The material below should be written out in full and exactly; pictures stay out of the copy.

**Excerpted records:**
-- start --
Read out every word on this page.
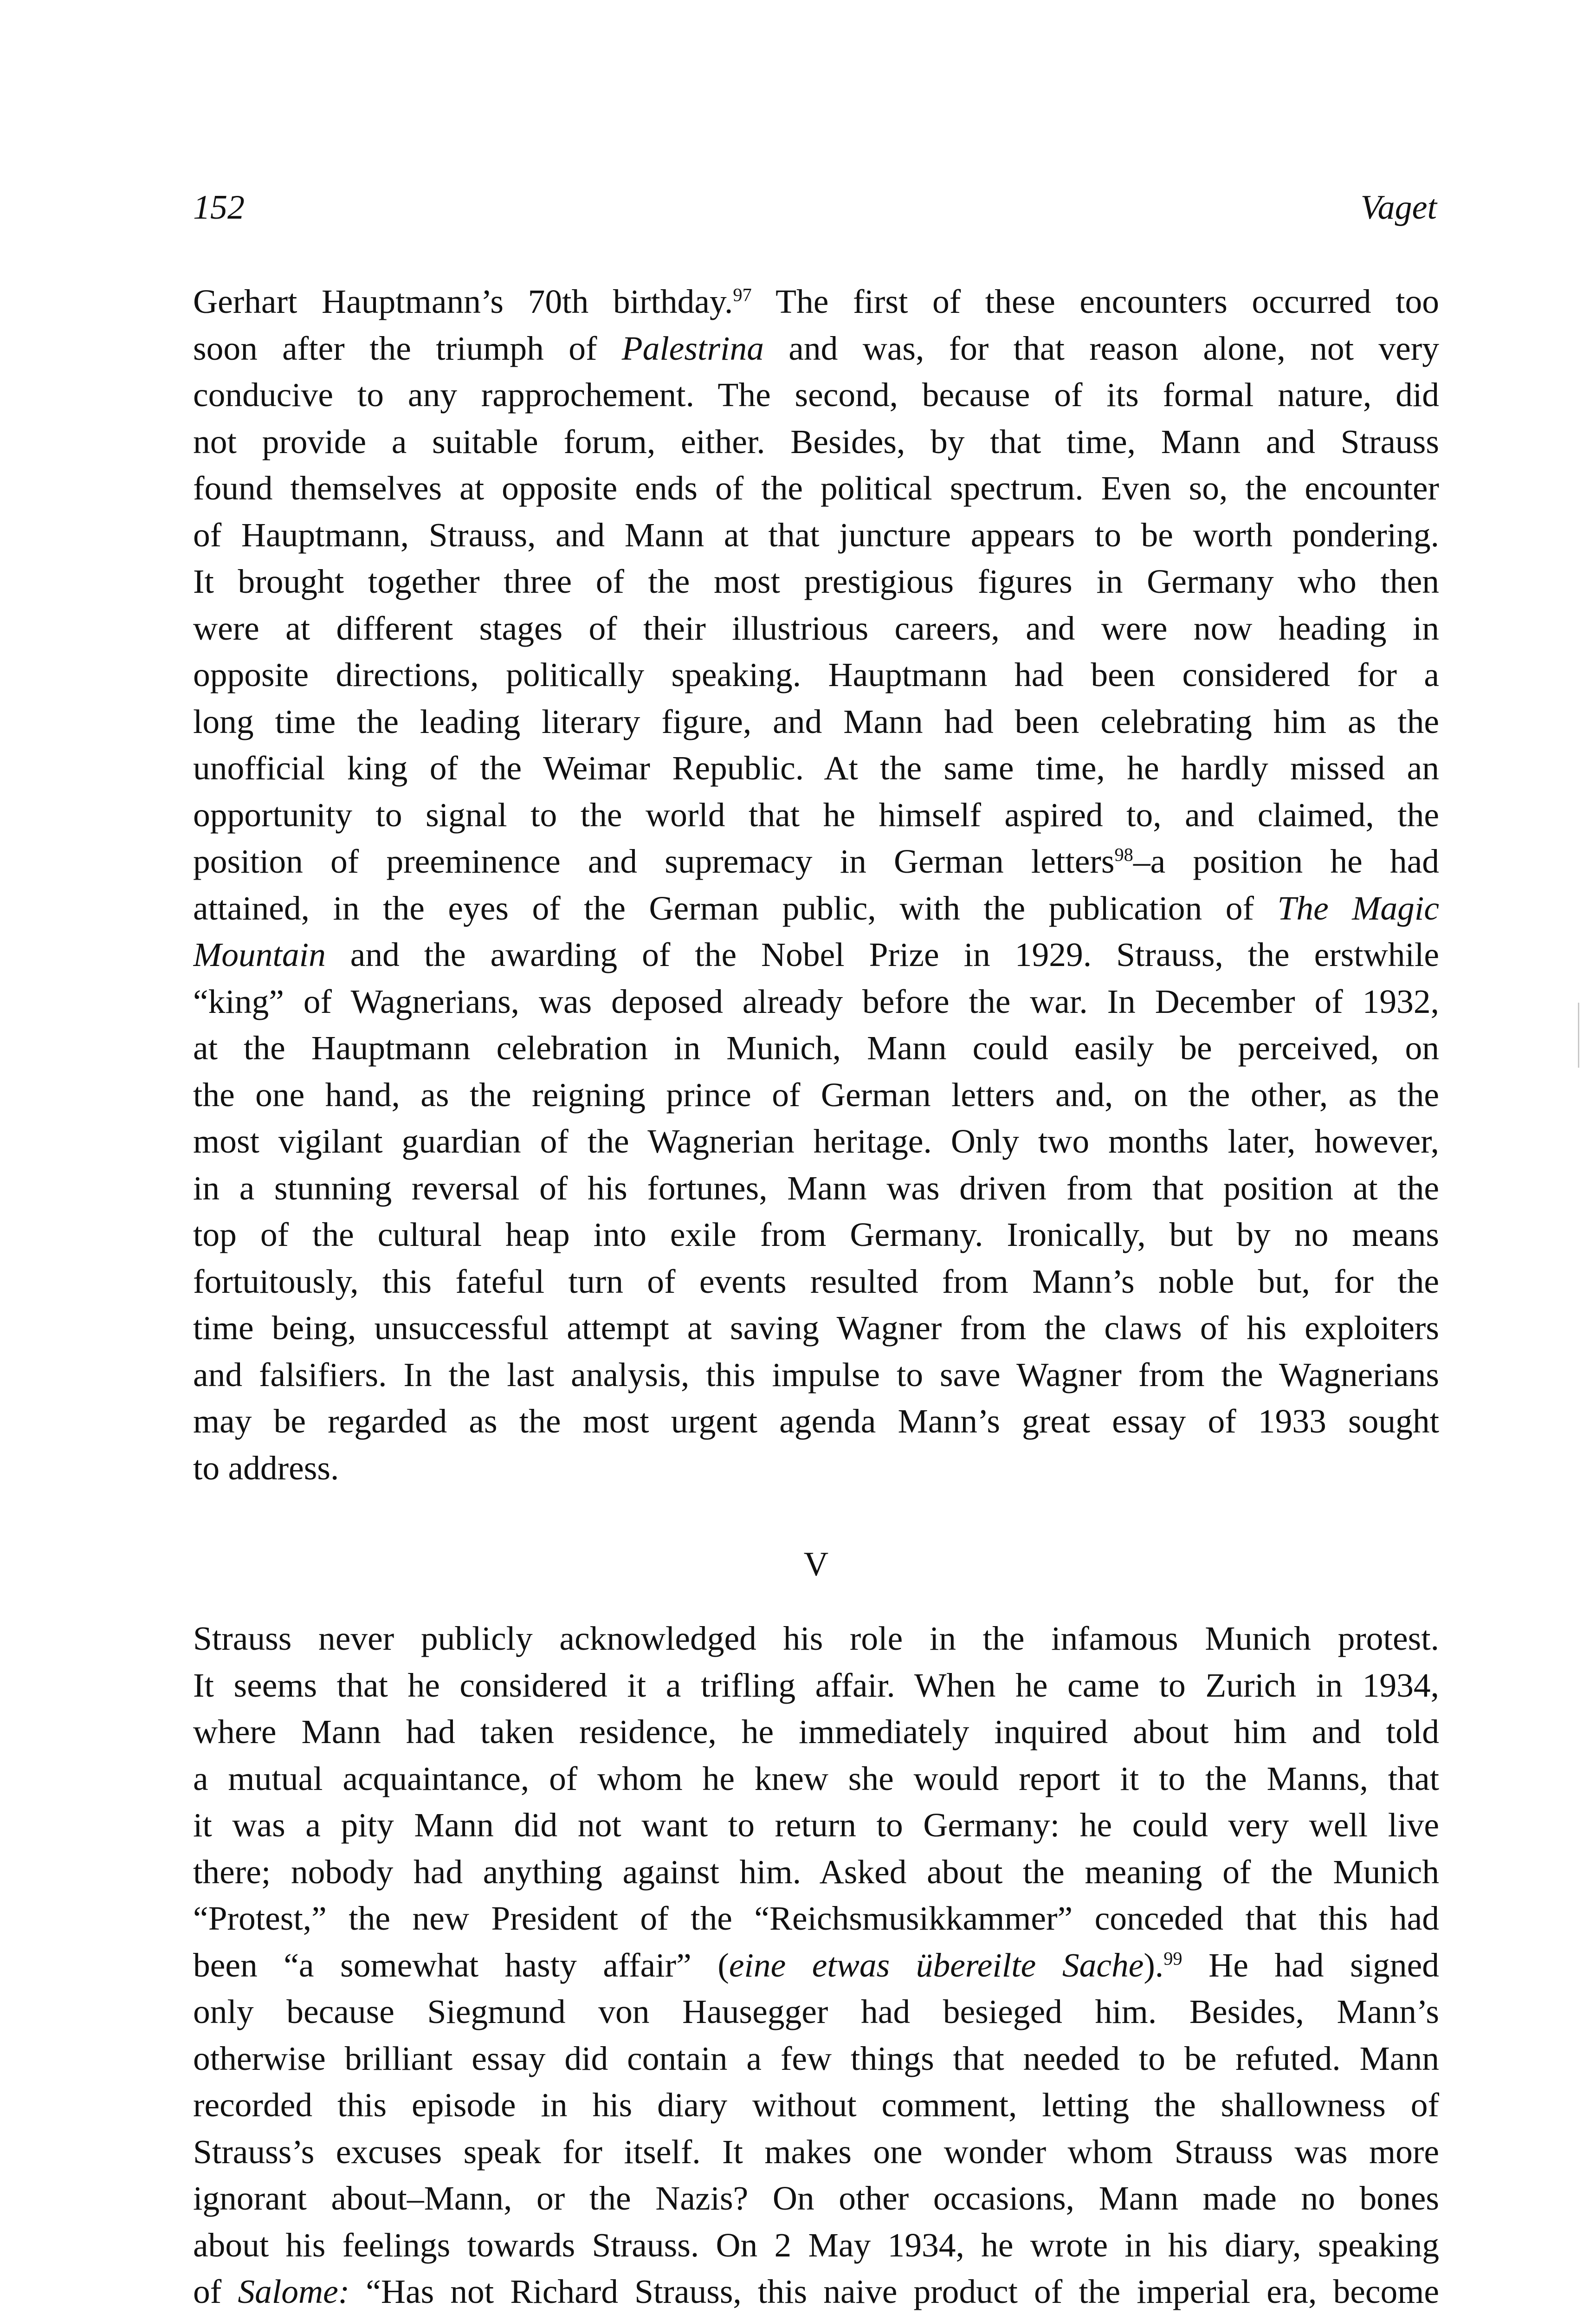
152	Vaget
Gerhart Hauptmann’s 70th birthday.$^{97}$ The first of these encounters occurred too
soon after the triumph of Palestrina and was, for that reason alone, not very
conducive to any rapprochement. The second, because of its formal nature, did
not provide a suitable forum, either. Besides, by that time, Mann and Strauss
found themselves at opposite ends of the political spectrum. Even so, the encounter
of Hauptmann, Strauss, and Mann at that juncture appears to be worth pondering.
It brought together three of the most prestigious figures in Germany who then
were at different stages of their illustrious careers, and were now heading in
opposite directions, politically speaking. Hauptmann had been considered for a
long time the leading literary figure, and Mann had been celebrating him as the
unofficial king of the Weimar Republic. At the same time, he hardly missed an
opportunity to signal to the world that he himself aspired to, and claimed, the
position of preeminence and supremacy in German letters$^{98}$–a position he had
attained, in the eyes of the German public, with the publication of The Magic
Mountain and the awarding of the Nobel Prize in 1929. Strauss, the erstwhile
“king” of Wagnerians, was deposed already before the war. In December of 1932,
at the Hauptmann celebration in Munich, Mann could easily be perceived, on
the one hand, as the reigning prince of German letters and, on the other, as the
most vigilant guardian of the Wagnerian heritage. Only two months later, however,
in a stunning reversal of his fortunes, Mann was driven from that position at the
top of the cultural heap into exile from Germany. Ironically, but by no means
fortuitously, this fateful turn of events resulted from Mann’s noble but, for the
time being, unsuccessful attempt at saving Wagner from the claws of his exploiters
and falsifiers. In the last analysis, this impulse to save Wagner from the Wagnerians
may be regarded as the most urgent agenda Mann’s great essay of 1933 sought
to address.
V
Strauss never publicly acknowledged his role in the infamous Munich protest.
It seems that he considered it a trifling affair. When he came to Zurich in 1934,
where Mann had taken residence, he immediately inquired about him and told
a mutual acquaintance, of whom he knew she would report it to the Manns, that
it was a pity Mann did not want to return to Germany: he could very well live
there; nobody had anything against him. Asked about the meaning of the Munich
“Protest,” the new President of the “Reichsmusikkammer” conceded that this had
been “a somewhat hasty affair” (eine etwas übereilte Sache).$^{99}$ He had signed
only because Siegmund von Hausegger had besieged him. Besides, Mann’s
otherwise brilliant essay did contain a few things that needed to be refuted. Mann
recorded this episode in his diary without comment, letting the shallowness of
Strauss’s excuses speak for itself. It makes one wonder whom Strauss was more
ignorant about–Mann, or the Nazis? On other occasions, Mann made no bones
about his feelings towards Strauss. On 2 May 1934, he wrote in his diary, speaking
of Salome: “Has not Richard Strauss, this naive product of the imperial era, become
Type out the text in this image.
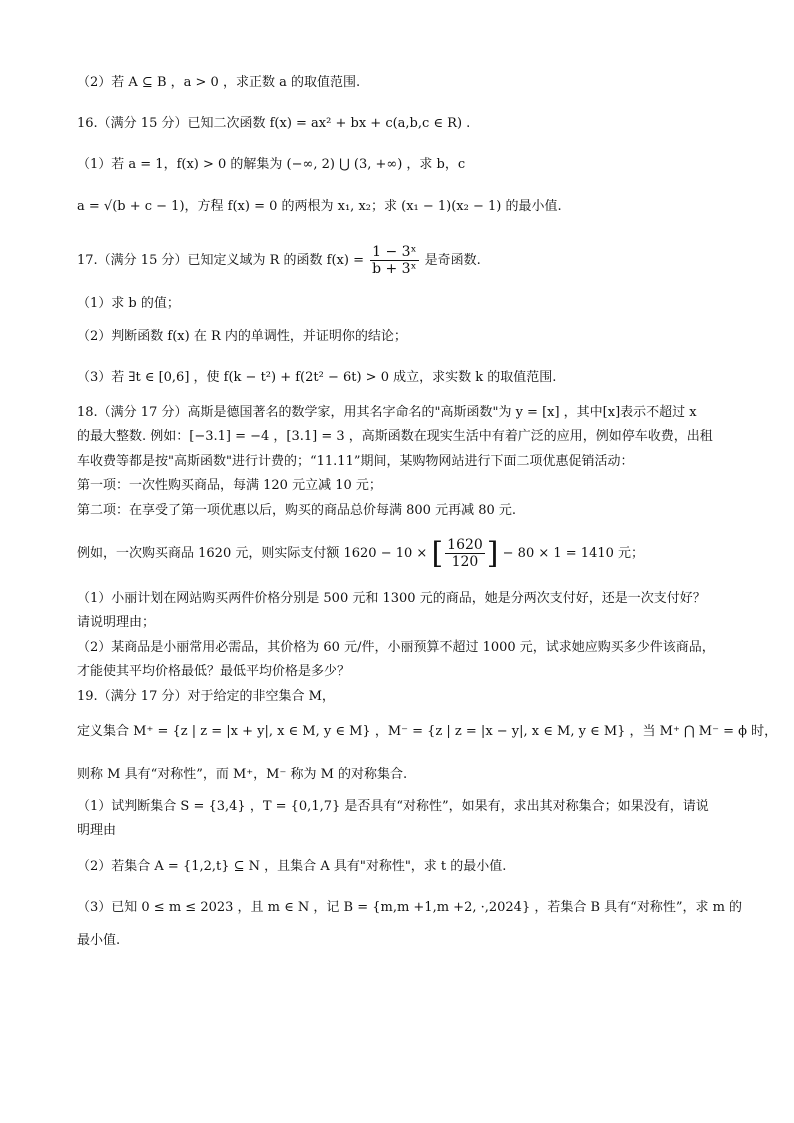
（2）若 A ⊆ B ，a > 0 ，求正数 a 的取值范围.
16.（满分 15 分）已知二次函数 f(x) = ax² + bx + c(a,b,c ∈ R) .
（1）若 a = 1，f(x) > 0 的解集为 (−∞, 2) ⋃ (3, +∞) ，求 b，c
a = √(b + c − 1)，方程 f(x) = 0 的两根为 x₁, x₂；求 (x₁ − 1)(x₂ − 1) 的最小值.
17.（满分 15 分）已知定义域为 R 的函数 $f(x) = \frac{\text{1 − 3ˣ}}{\text{b + 3ˣ}}$ 是奇函数.
（1）求 b 的值；
（2）判断函数 f(x) 在 R 内的单调性，并证明你的结论；
（3）若 ∃t ∈ [0,6] ，使 f(k − t²) + f(2t² − 6t) > 0 成立，求实数 k 的取值范围.
18.（满分 17 分）高斯是德国著名的数学家，用其名字命名的"高斯函数"为 y = [x] ，其中[x]表示不超过 x
的最大整数. 例如：[−3.1] = −4 ，[3.1] = 3 ，高斯函数在现实生活中有着广泛的应用，例如停车收费，出租
车收费等都是按"高斯函数"进行计费的；“11.11”期间，某购物网站进行下面二项优惠促销活动：
第一项：一次性购买商品，每满 120 元立减 10 元；
第二项：在享受了第一项优惠以后，购买的商品总价每满 800 元再减 80 元.
例如，一次购买商品 1620 元，则实际支付额 1620 − 10 × [ $\frac{1620}{120}$ ] − 80 × 1 = 1410 元；
（1）小丽计划在网站购买两件价格分别是 500 元和 1300 元的商品，她是分两次支付好，还是一次支付好？
请说明理由；
（2）某商品是小丽常用必需品，其价格为 60 元/件，小丽预算不超过 1000 元，试求她应购买多少件该商品，
才能使其平均价格最低？最低平均价格是多少？
19.（满分 17 分）对于给定的非空集合 M，
定义集合 M⁺ = {z | z = |x + y|, x ∈ M, y ∈ M} ，M⁻ = {z | z = |x − y|, x ∈ M, y ∈ M} ，当 M⁺ ⋂ M⁻ = ϕ 时，
则称 M 具有“对称性”，而 M⁺，M⁻ 称为 M 的对称集合.
（1）试判断集合 S = {3,4} ，T = {0,1,7} 是否具有“对称性”，如果有，求出其对称集合；如果没有，请说
明理由
（2）若集合 A = {1,2,t} ⊆ N ，且集合 A 具有"对称性"，求 t 的最小值.
（3）已知 0 ≤ m ≤ 2023 ，且 m ∈ N ，记 B = {m,m +1,m +2, ·,2024} ，若集合 B 具有“对称性”，求 m 的
最小值.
-- end --
**Task output:**
Read out every word on this page.
152	Vaget
Gerhart Hauptmann’s 70th birthday.$^{97}$ The first of these encounters occurred too
soon after the triumph of Palestrina and was, for that reason alone, not very
conducive to any rapprochement. The second, because of its formal nature, did
not provide a suitable forum, either. Besides, by that time, Mann and Strauss
found themselves at opposite ends of the political spectrum. Even so, the encounter
of Hauptmann, Strauss, and Mann at that juncture appears to be worth pondering.
It brought together three of the most prestigious figures in Germany who then
were at different stages of their illustrious careers, and were now heading in
opposite directions, politically speaking. Hauptmann had been considered for a
long time the leading literary figure, and Mann had been celebrating him as the
unofficial king of the Weimar Republic. At the same time, he hardly missed an
opportunity to signal to the world that he himself aspired to, and claimed, the
position of preeminence and supremacy in German letters$^{98}$–a position he had
attained, in the eyes of the German public, with the publication of The Magic
Mountain and the awarding of the Nobel Prize in 1929. Strauss, the erstwhile
“king” of Wagnerians, was deposed already before the war. In December of 1932,
at the Hauptmann celebration in Munich, Mann could easily be perceived, on
the one hand, as the reigning prince of German letters and, on the other, as the
most vigilant guardian of the Wagnerian heritage. Only two months later, however,
in a stunning reversal of his fortunes, Mann was driven from that position at the
top of the cultural heap into exile from Germany. Ironically, but by no means
fortuitously, this fateful turn of events resulted from Mann’s noble but, for the
time being, unsuccessful attempt at saving Wagner from the claws of his exploiters
and falsifiers. In the last analysis, this impulse to save Wagner from the Wagnerians
may be regarded as the most urgent agenda Mann’s great essay of 1933 sought
to address.
V
Strauss never publicly acknowledged his role in the infamous Munich protest.
It seems that he considered it a trifling affair. When he came to Zurich in 1934,
where Mann had taken residence, he immediately inquired about him and told
a mutual acquaintance, of whom he knew she would report it to the Manns, that
it was a pity Mann did not want to return to Germany: he could very well live
there; nobody had anything against him. Asked about the meaning of the Munich
“Protest,” the new President of the “Reichsmusikkammer” conceded that this had
been “a somewhat hasty affair” (eine etwas übereilte Sache).$^{99}$ He had signed
only because Siegmund von Hausegger had besieged him. Besides, Mann’s
otherwise brilliant essay did contain a few things that needed to be refuted. Mann
recorded this episode in his diary without comment, letting the shallowness of
Strauss’s excuses speak for itself. It makes one wonder whom Strauss was more
ignorant about–Mann, or the Nazis? On other occasions, Mann made no bones
about his feelings towards Strauss. On 2 May 1934, he wrote in his diary, speaking
of Salome: “Has not Richard Strauss, this naive product of the imperial era, become
Type out the text in this image.
（2）若 A ⊆ B ，a > 0 ，求正数 a 的取值范围.
16.（满分 15 分）已知二次函数 f(x) = ax² + bx + c(a,b,c ∈ R) .
（1）若 a = 1，f(x) > 0 的解集为 (−∞, 2) ⋃ (3, +∞) ，求 b，c
a = √(b + c − 1)，方程 f(x) = 0 的两根为 x₁, x₂；求 (x₁ − 1)(x₂ − 1) 的最小值.
17.（满分 15 分）已知定义域为 R 的函数 $f(x) = \frac{\text{1 − 3ˣ}}{\text{b + 3ˣ}}$ 是奇函数.
（1）求 b 的值；
（2）判断函数 f(x) 在 R 内的单调性，并证明你的结论；
（3）若 ∃t ∈ [0,6] ，使 f(k − t²) + f(2t² − 6t) > 0 成立，求实数 k 的取值范围.
18.（满分 17 分）高斯是德国著名的数学家，用其名字命名的"高斯函数"为 y = [x] ，其中[x]表示不超过 x
的最大整数. 例如：[−3.1] = −4 ，[3.1] = 3 ，高斯函数在现实生活中有着广泛的应用，例如停车收费，出租
车收费等都是按"高斯函数"进行计费的；“11.11”期间，某购物网站进行下面二项优惠促销活动：
第一项：一次性购买商品，每满 120 元立减 10 元；
第二项：在享受了第一项优惠以后，购买的商品总价每满 800 元再减 80 元.
例如，一次购买商品 1620 元，则实际支付额 1620 − 10 × [ $\frac{1620}{120}$ ] − 80 × 1 = 1410 元；
（1）小丽计划在网站购买两件价格分别是 500 元和 1300 元的商品，她是分两次支付好，还是一次支付好？
请说明理由；
（2）某商品是小丽常用必需品，其价格为 60 元/件，小丽预算不超过 1000 元，试求她应购买多少件该商品，
才能使其平均价格最低？最低平均价格是多少？
19.（满分 17 分）对于给定的非空集合 M，
定义集合 M⁺ = {z | z = |x + y|, x ∈ M, y ∈ M} ，M⁻ = {z | z = |x − y|, x ∈ M, y ∈ M} ，当 M⁺ ⋂ M⁻ = ϕ 时，
则称 M 具有“对称性”，而 M⁺，M⁻ 称为 M 的对称集合.
（1）试判断集合 S = {3,4} ，T = {0,1,7} 是否具有“对称性”，如果有，求出其对称集合；如果没有，请说
明理由
（2）若集合 A = {1,2,t} ⊆ N ，且集合 A 具有"对称性"，求 t 的最小值.
（3）已知 0 ≤ m ≤ 2023 ，且 m ∈ N ，记 B = {m,m +1,m +2, ·,2024} ，若集合 B 具有“对称性”，求 m 的
最小值.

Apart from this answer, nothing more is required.